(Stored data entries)
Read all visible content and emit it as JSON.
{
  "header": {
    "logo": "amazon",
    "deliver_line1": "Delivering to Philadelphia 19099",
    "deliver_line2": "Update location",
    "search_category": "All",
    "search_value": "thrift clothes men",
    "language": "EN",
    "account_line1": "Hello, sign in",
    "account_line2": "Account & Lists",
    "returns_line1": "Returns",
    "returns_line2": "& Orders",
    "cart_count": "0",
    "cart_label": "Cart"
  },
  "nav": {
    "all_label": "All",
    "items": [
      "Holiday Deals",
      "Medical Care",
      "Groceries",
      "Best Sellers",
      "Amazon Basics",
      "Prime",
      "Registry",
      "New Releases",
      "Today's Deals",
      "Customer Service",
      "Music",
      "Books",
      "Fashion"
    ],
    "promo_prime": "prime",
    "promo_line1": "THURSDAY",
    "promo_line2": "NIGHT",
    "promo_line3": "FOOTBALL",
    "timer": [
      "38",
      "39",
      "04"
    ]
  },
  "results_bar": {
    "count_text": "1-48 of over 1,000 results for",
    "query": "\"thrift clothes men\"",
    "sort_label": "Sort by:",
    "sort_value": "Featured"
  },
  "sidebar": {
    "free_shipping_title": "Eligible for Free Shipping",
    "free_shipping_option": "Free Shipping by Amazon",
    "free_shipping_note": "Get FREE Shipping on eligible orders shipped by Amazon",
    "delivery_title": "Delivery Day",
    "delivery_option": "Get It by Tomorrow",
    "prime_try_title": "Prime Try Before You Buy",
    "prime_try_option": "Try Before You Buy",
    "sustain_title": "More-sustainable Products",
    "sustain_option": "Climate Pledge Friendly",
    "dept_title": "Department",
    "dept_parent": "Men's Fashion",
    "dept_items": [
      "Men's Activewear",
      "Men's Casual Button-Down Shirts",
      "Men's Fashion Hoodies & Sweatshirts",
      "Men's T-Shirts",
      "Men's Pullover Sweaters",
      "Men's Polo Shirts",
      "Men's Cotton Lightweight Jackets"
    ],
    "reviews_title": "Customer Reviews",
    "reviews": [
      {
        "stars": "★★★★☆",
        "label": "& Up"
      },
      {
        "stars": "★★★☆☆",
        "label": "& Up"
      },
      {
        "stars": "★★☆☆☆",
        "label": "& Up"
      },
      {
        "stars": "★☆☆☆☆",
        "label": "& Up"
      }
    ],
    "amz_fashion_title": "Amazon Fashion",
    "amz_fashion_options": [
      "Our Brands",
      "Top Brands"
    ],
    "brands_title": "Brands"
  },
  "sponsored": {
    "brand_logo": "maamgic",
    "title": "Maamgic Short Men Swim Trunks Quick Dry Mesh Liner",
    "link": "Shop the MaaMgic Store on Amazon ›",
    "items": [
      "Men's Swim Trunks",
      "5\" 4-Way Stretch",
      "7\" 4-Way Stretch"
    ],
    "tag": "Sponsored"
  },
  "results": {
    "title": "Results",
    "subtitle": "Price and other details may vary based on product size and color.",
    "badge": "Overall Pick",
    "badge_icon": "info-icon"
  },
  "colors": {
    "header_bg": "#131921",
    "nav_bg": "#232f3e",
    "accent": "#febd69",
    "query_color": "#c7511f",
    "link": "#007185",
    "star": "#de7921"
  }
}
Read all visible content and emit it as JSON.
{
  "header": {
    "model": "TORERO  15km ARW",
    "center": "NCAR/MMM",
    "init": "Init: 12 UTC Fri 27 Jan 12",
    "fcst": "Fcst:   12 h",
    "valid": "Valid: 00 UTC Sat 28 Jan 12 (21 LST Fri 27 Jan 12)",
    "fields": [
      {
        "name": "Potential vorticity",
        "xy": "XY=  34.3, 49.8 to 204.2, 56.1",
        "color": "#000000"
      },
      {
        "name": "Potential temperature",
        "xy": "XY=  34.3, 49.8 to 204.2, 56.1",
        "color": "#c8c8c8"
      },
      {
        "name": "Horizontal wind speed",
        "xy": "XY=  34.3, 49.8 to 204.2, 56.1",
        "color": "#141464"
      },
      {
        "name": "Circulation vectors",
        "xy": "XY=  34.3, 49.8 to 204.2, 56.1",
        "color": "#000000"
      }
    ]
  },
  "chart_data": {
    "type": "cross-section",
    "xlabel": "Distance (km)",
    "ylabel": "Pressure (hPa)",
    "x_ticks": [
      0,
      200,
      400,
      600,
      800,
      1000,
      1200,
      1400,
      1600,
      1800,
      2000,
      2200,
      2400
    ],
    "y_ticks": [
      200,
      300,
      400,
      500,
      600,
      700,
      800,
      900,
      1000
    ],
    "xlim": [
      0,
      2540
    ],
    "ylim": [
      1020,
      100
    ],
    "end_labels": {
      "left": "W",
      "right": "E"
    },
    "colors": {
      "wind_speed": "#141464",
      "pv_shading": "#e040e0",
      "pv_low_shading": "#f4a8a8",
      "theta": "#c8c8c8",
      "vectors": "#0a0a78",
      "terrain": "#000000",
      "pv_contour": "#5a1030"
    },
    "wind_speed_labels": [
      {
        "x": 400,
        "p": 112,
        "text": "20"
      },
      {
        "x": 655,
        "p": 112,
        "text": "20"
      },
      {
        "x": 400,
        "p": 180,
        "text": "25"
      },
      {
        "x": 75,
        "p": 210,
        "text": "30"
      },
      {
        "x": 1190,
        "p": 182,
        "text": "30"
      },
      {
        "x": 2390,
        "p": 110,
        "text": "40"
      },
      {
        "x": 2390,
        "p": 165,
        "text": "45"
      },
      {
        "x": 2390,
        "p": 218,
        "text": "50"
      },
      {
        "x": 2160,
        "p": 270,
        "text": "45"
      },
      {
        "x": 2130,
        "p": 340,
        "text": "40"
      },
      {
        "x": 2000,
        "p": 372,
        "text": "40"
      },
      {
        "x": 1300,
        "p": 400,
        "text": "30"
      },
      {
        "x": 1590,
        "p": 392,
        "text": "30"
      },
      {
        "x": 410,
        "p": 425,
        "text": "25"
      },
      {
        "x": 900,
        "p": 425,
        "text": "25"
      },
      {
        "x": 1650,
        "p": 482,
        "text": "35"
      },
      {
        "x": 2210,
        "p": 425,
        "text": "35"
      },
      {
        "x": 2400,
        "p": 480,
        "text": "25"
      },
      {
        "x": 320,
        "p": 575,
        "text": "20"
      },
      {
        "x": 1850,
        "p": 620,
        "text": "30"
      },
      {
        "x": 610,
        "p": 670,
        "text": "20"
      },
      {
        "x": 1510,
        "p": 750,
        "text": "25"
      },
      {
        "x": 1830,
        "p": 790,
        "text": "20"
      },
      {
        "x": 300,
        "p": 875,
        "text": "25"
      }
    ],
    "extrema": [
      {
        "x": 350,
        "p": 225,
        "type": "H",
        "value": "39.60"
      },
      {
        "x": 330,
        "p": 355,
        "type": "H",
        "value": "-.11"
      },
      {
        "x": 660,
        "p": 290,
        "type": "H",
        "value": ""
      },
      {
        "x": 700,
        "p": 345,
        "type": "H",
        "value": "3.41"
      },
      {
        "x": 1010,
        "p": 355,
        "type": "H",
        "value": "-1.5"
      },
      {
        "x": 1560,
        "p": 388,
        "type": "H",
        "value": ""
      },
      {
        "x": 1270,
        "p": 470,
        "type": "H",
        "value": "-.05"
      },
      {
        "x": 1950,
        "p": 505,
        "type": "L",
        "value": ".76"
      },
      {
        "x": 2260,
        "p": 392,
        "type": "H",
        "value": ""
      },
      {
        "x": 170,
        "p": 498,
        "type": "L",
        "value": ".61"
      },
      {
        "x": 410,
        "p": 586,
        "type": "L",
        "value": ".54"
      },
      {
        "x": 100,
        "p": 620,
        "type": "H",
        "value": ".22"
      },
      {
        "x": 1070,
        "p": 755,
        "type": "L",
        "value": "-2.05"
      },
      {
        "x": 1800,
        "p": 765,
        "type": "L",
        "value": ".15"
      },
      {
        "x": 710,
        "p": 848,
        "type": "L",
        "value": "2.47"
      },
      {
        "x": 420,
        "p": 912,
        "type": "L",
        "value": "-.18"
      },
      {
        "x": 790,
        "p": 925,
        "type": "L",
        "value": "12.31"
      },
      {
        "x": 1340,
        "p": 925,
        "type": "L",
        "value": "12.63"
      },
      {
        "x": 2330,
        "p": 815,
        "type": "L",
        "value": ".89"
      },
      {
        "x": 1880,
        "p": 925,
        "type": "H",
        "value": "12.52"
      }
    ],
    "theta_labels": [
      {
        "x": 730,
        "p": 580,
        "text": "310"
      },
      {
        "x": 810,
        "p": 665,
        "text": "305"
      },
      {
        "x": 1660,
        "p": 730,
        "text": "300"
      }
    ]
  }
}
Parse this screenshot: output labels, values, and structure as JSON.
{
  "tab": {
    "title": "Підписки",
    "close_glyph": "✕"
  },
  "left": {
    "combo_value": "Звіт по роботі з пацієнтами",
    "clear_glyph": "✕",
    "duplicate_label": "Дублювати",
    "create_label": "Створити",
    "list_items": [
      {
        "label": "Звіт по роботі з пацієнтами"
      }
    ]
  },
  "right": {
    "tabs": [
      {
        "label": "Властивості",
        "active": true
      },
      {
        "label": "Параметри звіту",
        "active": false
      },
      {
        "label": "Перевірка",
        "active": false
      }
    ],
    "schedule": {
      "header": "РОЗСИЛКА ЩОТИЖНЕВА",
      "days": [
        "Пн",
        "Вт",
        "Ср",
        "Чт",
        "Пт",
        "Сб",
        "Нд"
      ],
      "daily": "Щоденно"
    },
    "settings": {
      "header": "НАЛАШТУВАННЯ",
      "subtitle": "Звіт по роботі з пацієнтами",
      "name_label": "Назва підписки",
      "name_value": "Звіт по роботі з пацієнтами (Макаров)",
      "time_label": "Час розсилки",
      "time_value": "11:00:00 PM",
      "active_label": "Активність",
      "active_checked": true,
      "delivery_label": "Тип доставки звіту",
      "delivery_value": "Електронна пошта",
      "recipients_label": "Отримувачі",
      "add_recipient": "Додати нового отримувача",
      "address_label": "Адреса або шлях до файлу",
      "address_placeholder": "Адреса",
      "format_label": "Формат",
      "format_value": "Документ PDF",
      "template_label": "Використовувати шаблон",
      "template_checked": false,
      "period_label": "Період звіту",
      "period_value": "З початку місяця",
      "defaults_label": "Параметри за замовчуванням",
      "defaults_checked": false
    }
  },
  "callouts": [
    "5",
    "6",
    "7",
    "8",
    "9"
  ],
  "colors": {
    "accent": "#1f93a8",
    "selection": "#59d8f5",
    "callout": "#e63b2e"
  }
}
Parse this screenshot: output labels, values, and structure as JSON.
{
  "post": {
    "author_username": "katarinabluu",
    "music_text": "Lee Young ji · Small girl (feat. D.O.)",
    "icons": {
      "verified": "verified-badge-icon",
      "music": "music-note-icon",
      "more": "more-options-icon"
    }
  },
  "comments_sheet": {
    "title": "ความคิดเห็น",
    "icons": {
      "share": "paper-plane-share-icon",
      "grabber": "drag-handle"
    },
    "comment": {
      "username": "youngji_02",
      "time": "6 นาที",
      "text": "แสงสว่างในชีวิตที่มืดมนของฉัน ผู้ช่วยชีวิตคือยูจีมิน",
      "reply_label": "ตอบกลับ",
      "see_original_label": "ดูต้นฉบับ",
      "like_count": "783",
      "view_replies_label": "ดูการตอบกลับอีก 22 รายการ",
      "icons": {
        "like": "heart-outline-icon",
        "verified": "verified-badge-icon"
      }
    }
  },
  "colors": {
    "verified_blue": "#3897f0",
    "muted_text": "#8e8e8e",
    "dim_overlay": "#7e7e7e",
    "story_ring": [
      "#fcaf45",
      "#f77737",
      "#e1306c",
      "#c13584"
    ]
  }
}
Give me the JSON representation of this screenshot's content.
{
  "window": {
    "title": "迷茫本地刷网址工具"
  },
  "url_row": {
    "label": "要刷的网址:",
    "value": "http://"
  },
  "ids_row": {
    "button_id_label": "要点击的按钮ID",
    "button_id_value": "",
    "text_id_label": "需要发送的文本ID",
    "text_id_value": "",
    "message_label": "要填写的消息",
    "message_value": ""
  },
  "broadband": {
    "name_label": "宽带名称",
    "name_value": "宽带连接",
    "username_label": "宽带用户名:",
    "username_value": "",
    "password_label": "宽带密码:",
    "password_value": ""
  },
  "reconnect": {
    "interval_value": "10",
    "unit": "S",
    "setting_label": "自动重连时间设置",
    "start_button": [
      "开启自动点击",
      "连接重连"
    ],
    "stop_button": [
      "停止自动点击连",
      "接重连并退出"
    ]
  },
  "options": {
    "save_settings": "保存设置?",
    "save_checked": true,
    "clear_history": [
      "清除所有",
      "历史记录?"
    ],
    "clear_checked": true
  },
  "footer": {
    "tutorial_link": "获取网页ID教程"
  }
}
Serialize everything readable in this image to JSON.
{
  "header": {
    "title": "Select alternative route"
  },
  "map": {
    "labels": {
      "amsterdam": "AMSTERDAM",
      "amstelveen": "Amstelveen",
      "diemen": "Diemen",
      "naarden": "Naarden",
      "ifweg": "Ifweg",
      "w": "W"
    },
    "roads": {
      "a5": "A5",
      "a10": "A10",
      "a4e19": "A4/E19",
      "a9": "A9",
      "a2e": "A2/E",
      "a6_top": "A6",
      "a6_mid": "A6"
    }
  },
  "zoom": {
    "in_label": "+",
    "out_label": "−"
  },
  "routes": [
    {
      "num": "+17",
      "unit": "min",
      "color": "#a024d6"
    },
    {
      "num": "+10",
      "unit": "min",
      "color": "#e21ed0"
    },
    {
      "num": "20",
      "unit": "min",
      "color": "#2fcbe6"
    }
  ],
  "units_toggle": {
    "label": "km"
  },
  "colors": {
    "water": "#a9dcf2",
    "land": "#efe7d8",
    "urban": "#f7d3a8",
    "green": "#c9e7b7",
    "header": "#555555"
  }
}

§ **WHAT NEEDS TO BE DONE**:
From the "Serialize everything readable" line to the close of the listing, restate each line word for word.

§ **ANSWER TO THE TASK**:
Serialize everything readable in this image to JSON.
{
  "header": {
    "title": "Select alternative route"
  },
  "map": {
    "labels": {
      "amsterdam": "AMSTERDAM",
      "amstelveen": "Amstelveen",
      "diemen": "Diemen",
      "naarden": "Naarden",
      "ifweg": "Ifweg",
      "w": "W"
    },
    "roads": {
      "a5": "A5",
      "a10": "A10",
      "a4e19": "A4/E19",
      "a9": "A9",
      "a2e": "A2/E",
      "a6_top": "A6",
      "a6_mid": "A6"
    }
  },
  "zoom": {
    "in_label": "+",
    "out_label": "−"
  },
  "routes": [
    {
      "num": "+17",
      "unit": "min",
      "color": "#a024d6"
    },
    {
      "num": "+10",
      "unit": "min",
      "color": "#e21ed0"
    },
    {
      "num": "20",
      "unit": "min",
      "color": "#2fcbe6"
    }
  ],
  "units_toggle": {
    "label": "km"
  },
  "colors": {
    "water": "#a9dcf2",
    "land": "#efe7d8",
    "urban": "#f7d3a8",
    "green": "#c9e7b7",
    "header": "#555555"
  }
}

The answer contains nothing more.